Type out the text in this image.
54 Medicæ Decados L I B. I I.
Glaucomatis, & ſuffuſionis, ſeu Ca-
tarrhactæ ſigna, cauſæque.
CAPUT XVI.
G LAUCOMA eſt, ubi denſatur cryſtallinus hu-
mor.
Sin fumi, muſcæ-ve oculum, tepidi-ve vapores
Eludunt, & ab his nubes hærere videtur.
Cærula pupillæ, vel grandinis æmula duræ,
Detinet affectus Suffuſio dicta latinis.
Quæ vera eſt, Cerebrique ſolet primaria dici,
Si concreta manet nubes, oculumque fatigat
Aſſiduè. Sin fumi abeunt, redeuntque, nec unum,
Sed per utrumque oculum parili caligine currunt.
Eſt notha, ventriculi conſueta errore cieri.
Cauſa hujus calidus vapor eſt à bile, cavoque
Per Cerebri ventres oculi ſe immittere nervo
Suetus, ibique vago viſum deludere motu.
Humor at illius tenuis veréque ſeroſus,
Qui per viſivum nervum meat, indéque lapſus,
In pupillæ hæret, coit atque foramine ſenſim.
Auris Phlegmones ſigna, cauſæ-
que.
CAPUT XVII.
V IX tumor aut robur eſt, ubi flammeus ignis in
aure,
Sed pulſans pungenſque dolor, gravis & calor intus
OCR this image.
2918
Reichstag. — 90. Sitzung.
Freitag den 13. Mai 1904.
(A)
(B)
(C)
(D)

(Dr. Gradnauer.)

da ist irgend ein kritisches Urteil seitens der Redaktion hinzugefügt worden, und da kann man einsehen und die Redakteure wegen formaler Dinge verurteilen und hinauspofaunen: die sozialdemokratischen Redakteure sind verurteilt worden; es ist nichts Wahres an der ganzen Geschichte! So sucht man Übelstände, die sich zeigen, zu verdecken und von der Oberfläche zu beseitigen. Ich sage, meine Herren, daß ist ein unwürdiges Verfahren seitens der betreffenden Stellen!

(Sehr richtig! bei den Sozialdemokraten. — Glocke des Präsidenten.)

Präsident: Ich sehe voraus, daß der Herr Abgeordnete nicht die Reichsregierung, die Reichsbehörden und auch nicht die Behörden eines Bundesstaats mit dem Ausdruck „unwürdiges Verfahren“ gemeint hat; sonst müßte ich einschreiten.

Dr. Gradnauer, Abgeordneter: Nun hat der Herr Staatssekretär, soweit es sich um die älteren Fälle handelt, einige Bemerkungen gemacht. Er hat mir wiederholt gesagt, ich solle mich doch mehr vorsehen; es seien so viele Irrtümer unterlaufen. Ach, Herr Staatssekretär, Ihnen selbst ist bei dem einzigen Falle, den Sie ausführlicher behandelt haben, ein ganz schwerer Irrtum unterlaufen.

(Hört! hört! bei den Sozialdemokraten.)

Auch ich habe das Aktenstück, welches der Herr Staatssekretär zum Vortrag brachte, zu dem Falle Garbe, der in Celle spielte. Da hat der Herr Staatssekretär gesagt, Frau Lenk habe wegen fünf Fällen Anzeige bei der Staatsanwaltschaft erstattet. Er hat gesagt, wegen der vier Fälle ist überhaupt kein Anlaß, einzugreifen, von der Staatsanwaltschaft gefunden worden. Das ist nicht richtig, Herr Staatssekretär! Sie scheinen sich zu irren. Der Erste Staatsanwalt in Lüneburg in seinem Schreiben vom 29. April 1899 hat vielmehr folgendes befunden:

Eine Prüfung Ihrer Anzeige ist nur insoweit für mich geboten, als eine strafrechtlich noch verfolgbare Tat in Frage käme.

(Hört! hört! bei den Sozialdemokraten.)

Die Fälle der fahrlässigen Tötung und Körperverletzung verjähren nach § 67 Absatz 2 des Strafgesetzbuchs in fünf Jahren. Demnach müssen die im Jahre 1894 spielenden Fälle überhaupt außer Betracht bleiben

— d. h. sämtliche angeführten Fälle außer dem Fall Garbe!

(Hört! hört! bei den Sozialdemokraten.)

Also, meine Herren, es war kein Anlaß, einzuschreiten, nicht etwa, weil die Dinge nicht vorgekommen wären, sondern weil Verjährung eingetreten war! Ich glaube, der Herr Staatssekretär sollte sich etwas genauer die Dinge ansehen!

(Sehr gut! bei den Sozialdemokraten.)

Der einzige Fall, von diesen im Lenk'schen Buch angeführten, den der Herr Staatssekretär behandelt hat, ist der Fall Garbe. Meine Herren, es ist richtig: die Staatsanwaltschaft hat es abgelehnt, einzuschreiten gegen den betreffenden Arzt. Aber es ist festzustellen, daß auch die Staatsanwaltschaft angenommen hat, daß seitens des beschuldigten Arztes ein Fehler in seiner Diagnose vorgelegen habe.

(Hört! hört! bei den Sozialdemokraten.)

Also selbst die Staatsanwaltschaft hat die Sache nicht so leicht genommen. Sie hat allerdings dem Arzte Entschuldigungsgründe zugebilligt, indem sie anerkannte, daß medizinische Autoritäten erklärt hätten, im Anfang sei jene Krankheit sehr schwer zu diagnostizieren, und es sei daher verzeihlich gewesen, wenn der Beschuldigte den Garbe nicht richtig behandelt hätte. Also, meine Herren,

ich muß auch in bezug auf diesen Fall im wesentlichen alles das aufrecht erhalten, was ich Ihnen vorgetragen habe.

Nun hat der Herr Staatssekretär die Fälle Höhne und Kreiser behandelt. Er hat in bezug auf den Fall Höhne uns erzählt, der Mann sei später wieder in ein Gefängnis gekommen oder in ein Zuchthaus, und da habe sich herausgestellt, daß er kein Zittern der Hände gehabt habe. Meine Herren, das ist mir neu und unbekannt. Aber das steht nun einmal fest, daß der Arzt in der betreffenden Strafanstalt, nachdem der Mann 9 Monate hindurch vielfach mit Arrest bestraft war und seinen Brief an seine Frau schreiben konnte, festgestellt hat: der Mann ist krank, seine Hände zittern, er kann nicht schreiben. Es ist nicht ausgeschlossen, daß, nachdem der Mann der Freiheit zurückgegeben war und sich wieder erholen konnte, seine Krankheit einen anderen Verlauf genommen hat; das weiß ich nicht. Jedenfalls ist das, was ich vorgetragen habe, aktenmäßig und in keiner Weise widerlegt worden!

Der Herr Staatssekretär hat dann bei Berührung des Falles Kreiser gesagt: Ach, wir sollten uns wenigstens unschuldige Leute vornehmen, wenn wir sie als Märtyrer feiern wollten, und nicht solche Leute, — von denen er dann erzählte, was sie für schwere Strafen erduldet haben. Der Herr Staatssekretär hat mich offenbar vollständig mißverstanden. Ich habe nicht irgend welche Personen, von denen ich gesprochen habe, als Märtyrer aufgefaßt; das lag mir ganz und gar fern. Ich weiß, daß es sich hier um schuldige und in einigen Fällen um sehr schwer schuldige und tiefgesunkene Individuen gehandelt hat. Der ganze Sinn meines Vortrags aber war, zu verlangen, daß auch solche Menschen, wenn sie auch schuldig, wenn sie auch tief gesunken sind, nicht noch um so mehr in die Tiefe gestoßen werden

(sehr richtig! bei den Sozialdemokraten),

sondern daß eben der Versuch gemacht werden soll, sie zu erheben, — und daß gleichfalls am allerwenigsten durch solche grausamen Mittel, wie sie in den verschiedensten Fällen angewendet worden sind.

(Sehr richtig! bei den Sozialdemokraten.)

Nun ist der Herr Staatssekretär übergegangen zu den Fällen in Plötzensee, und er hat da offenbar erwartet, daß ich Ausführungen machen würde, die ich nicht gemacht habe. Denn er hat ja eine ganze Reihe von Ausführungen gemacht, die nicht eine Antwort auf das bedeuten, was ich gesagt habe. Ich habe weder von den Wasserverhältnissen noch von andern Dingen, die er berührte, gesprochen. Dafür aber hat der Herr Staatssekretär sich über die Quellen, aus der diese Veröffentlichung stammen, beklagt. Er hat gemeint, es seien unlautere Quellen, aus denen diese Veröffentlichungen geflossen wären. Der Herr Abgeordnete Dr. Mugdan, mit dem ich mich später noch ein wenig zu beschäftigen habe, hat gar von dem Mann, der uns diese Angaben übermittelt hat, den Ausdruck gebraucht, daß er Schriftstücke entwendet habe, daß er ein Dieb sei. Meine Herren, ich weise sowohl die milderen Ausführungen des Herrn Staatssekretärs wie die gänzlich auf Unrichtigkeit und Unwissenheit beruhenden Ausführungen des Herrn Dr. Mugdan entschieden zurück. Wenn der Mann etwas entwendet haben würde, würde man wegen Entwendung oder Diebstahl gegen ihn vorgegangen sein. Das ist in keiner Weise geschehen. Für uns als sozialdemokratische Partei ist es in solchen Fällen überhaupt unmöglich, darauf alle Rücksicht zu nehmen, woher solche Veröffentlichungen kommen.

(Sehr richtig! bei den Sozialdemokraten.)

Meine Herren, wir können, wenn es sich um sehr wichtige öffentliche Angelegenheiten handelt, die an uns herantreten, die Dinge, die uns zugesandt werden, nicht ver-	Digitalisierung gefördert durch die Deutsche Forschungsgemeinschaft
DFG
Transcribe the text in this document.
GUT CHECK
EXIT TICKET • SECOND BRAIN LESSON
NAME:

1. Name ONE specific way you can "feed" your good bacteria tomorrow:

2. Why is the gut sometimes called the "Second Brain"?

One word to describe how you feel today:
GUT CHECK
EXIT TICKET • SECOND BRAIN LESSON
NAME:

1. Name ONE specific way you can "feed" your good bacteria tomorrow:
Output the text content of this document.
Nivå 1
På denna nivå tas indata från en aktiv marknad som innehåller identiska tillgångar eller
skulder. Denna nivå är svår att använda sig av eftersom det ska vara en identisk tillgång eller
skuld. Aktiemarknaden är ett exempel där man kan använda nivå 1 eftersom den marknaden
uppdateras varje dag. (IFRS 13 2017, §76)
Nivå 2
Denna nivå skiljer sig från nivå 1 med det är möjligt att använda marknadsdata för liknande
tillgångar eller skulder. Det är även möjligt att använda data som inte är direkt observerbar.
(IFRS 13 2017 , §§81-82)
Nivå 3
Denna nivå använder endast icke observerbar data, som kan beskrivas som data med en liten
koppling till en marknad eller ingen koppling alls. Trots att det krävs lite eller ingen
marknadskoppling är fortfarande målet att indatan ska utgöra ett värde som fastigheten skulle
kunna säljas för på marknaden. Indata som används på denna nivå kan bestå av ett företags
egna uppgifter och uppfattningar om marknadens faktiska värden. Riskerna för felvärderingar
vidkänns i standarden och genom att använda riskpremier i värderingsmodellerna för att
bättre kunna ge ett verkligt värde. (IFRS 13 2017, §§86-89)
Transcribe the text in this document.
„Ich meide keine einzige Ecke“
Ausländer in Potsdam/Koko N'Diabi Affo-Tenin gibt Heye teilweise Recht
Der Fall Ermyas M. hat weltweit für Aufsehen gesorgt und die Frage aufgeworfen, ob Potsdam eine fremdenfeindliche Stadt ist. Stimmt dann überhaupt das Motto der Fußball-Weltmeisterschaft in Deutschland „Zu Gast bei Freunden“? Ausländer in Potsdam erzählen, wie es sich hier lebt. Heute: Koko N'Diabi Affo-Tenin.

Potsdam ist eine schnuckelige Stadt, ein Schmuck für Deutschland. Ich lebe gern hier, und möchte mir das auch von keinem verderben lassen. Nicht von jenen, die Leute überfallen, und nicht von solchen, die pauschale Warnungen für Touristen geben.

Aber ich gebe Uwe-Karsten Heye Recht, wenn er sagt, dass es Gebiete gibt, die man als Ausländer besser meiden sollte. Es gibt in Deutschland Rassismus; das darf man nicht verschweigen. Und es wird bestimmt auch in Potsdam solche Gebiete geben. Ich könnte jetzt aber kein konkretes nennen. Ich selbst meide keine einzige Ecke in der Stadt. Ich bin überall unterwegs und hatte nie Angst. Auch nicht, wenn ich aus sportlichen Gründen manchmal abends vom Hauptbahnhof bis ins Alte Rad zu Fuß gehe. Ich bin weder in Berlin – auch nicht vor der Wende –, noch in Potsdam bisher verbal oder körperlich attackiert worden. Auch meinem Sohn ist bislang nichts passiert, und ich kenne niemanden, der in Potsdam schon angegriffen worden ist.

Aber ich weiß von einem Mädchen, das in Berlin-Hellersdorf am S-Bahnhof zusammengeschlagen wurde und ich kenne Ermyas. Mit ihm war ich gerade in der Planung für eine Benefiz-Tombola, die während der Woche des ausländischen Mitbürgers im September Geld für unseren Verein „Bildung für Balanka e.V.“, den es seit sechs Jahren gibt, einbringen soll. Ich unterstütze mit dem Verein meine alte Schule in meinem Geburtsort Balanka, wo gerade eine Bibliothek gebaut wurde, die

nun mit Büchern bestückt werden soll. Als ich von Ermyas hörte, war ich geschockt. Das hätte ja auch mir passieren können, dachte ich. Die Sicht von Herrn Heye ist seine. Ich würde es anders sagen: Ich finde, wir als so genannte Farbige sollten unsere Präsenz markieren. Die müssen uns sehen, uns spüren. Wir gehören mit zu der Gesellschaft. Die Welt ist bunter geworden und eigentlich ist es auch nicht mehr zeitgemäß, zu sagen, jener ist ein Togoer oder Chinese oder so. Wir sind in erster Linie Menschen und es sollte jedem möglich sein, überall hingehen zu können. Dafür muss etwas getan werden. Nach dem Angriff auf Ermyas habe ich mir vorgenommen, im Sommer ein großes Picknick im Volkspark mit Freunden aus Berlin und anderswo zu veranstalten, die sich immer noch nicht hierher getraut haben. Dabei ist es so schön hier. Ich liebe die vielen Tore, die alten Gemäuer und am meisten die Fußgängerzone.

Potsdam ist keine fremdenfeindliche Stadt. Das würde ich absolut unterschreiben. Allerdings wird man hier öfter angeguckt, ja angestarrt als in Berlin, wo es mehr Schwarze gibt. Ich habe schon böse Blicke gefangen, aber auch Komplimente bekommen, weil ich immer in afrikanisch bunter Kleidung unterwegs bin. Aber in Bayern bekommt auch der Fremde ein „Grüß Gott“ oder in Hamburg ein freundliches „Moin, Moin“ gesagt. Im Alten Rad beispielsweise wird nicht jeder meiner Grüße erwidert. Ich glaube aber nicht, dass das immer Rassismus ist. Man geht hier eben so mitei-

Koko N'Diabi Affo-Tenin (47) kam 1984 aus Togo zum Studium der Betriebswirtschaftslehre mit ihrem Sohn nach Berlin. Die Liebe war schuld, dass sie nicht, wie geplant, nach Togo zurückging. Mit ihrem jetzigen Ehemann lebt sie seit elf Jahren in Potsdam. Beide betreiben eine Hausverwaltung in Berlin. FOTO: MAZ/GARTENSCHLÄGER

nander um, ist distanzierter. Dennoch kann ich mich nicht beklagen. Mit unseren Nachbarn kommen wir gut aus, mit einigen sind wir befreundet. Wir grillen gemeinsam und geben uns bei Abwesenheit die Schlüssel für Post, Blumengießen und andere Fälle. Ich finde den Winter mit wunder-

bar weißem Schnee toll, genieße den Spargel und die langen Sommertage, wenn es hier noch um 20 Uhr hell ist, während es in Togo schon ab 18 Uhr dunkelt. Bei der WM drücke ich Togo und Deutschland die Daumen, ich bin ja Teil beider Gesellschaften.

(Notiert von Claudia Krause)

········

After reading through the material, report every line that holds "möjligt".

• [ANSWER SPACE]
Denna nivå skiljer sig från nivå 1 med det är möjligt att använda marknadsdata för liknande
tillgångar eller skulder. Det är även möjligt att använda data som inte är direkt observerbar.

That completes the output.